▸ YOUR INSTRUCTIONS
Print all records exactly, leaving nothing out.

++++

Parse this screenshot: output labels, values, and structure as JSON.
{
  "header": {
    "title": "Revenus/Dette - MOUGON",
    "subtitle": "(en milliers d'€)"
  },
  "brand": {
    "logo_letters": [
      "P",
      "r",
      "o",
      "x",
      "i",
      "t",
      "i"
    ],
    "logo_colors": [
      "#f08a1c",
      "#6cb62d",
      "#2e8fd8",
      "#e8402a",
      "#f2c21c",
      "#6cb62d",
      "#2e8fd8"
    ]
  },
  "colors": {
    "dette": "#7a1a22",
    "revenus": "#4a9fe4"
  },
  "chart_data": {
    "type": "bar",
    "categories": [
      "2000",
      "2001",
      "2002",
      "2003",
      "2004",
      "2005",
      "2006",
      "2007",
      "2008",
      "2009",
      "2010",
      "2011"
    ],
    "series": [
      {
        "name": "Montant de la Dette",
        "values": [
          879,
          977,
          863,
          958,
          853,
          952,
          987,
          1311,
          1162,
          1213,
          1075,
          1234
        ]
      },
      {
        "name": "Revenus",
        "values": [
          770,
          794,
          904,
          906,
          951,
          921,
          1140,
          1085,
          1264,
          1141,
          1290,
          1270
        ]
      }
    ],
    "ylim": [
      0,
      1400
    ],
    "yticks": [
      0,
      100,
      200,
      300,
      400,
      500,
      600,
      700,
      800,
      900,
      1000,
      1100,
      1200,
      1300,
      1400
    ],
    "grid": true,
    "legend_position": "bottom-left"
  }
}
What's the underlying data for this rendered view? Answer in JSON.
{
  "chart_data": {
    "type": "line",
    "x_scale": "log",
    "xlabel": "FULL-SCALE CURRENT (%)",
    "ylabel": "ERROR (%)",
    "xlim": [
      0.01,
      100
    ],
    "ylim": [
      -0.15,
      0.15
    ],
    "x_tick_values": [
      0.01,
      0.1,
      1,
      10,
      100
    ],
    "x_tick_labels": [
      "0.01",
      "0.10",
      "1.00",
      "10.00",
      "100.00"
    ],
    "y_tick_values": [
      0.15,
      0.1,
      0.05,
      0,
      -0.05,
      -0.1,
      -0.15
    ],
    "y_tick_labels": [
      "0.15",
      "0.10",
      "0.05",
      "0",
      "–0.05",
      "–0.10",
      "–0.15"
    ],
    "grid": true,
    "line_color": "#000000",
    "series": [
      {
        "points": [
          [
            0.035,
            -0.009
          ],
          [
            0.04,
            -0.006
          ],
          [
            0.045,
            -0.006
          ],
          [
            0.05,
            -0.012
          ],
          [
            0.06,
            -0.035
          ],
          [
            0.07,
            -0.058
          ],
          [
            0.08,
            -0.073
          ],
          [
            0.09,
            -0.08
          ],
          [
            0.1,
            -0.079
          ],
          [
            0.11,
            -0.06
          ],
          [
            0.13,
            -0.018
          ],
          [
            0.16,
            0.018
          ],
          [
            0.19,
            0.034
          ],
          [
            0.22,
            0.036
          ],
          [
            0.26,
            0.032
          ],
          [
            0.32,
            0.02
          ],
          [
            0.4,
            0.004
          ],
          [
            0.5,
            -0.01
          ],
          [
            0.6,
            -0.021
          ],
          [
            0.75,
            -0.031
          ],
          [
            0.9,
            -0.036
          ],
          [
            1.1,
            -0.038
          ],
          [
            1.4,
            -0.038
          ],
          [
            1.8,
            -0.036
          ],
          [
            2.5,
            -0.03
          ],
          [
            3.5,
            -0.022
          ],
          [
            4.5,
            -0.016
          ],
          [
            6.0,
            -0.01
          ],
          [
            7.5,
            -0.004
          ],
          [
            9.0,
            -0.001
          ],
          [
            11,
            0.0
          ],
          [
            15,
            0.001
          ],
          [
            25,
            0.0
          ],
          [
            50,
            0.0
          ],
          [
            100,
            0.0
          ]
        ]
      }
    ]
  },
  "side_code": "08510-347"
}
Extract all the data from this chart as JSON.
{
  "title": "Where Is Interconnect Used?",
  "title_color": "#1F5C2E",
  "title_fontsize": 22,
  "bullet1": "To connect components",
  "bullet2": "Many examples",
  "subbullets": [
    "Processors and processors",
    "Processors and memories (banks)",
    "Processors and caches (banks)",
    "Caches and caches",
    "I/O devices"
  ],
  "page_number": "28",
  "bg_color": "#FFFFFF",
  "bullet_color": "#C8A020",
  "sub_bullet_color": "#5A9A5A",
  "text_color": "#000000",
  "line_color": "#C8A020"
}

++++

▸ FULL SOLUTION
Parse this screenshot: output labels, values, and structure as JSON.
{
  "header": {
    "title": "Revenus/Dette - MOUGON",
    "subtitle": "(en milliers d'€)"
  },
  "brand": {
    "logo_letters": [
      "P",
      "r",
      "o",
      "x",
      "i",
      "t",
      "i"
    ],
    "logo_colors": [
      "#f08a1c",
      "#6cb62d",
      "#2e8fd8",
      "#e8402a",
      "#f2c21c",
      "#6cb62d",
      "#2e8fd8"
    ]
  },
  "colors": {
    "dette": "#7a1a22",
    "revenus": "#4a9fe4"
  },
  "chart_data": {
    "type": "bar",
    "categories": [
      "2000",
      "2001",
      "2002",
      "2003",
      "2004",
      "2005",
      "2006",
      "2007",
      "2008",
      "2009",
      "2010",
      "2011"
    ],
    "series": [
      {
        "name": "Montant de la Dette",
        "values": [
          879,
          977,
          863,
          958,
          853,
          952,
          987,
          1311,
          1162,
          1213,
          1075,
          1234
        ]
      },
      {
        "name": "Revenus",
        "values": [
          770,
          794,
          904,
          906,
          951,
          921,
          1140,
          1085,
          1264,
          1141,
          1290,
          1270
        ]
      }
    ],
    "ylim": [
      0,
      1400
    ],
    "yticks": [
      0,
      100,
      200,
      300,
      400,
      500,
      600,
      700,
      800,
      900,
      1000,
      1100,
      1200,
      1300,
      1400
    ],
    "grid": true,
    "legend_position": "bottom-left"
  }
}
What's the underlying data for this rendered view? Answer in JSON.
{
  "chart_data": {
    "type": "line",
    "x_scale": "log",
    "xlabel": "FULL-SCALE CURRENT (%)",
    "ylabel": "ERROR (%)",
    "xlim": [
      0.01,
      100
    ],
    "ylim": [
      -0.15,
      0.15
    ],
    "x_tick_values": [
      0.01,
      0.1,
      1,
      10,
      100
    ],
    "x_tick_labels": [
      "0.01",
      "0.10",
      "1.00",
      "10.00",
      "100.00"
    ],
    "y_tick_values": [
      0.15,
      0.1,
      0.05,
      0,
      -0.05,
      -0.1,
      -0.15
    ],
    "y_tick_labels": [
      "0.15",
      "0.10",
      "0.05",
      "0",
      "–0.05",
      "–0.10",
      "–0.15"
    ],
    "grid": true,
    "line_color": "#000000",
    "series": [
      {
        "points": [
          [
            0.035,
            -0.009
          ],
          [
            0.04,
            -0.006
          ],
          [
            0.045,
            -0.006
          ],
          [
            0.05,
            -0.012
          ],
          [
            0.06,
            -0.035
          ],
          [
            0.07,
            -0.058
          ],
          [
            0.08,
            -0.073
          ],
          [
            0.09,
            -0.08
          ],
          [
            0.1,
            -0.079
          ],
          [
            0.11,
            -0.06
          ],
          [
            0.13,
            -0.018
          ],
          [
            0.16,
            0.018
          ],
          [
            0.19,
            0.034
          ],
          [
            0.22,
            0.036
          ],
          [
            0.26,
            0.032
          ],
          [
            0.32,
            0.02
          ],
          [
            0.4,
            0.004
          ],
          [
            0.5,
            -0.01
          ],
          [
            0.6,
            -0.021
          ],
          [
            0.75,
            -0.031
          ],
          [
            0.9,
            -0.036
          ],
          [
            1.1,
            -0.038
          ],
          [
            1.4,
            -0.038
          ],
          [
            1.8,
            -0.036
          ],
          [
            2.5,
            -0.03
          ],
          [
            3.5,
            -0.022
          ],
          [
            4.5,
            -0.016
          ],
          [
            6.0,
            -0.01
          ],
          [
            7.5,
            -0.004
          ],
          [
            9.0,
            -0.001
          ],
          [
            11,
            0.0
          ],
          [
            15,
            0.001
          ],
          [
            25,
            0.0
          ],
          [
            50,
            0.0
          ],
          [
            100,
            0.0
          ]
        ]
      }
    ]
  },
  "side_code": "08510-347"
}
Extract all the data from this chart as JSON.
{
  "title": "Where Is Interconnect Used?",
  "title_color": "#1F5C2E",
  "title_fontsize": 22,
  "bullet1": "To connect components",
  "bullet2": "Many examples",
  "subbullets": [
    "Processors and processors",
    "Processors and memories (banks)",
    "Processors and caches (banks)",
    "Caches and caches",
    "I/O devices"
  ],
  "page_number": "28",
  "bg_color": "#FFFFFF",
  "bullet_color": "#C8A020",
  "sub_bullet_color": "#5A9A5A",
  "text_color": "#000000",
  "line_color": "#C8A020"
}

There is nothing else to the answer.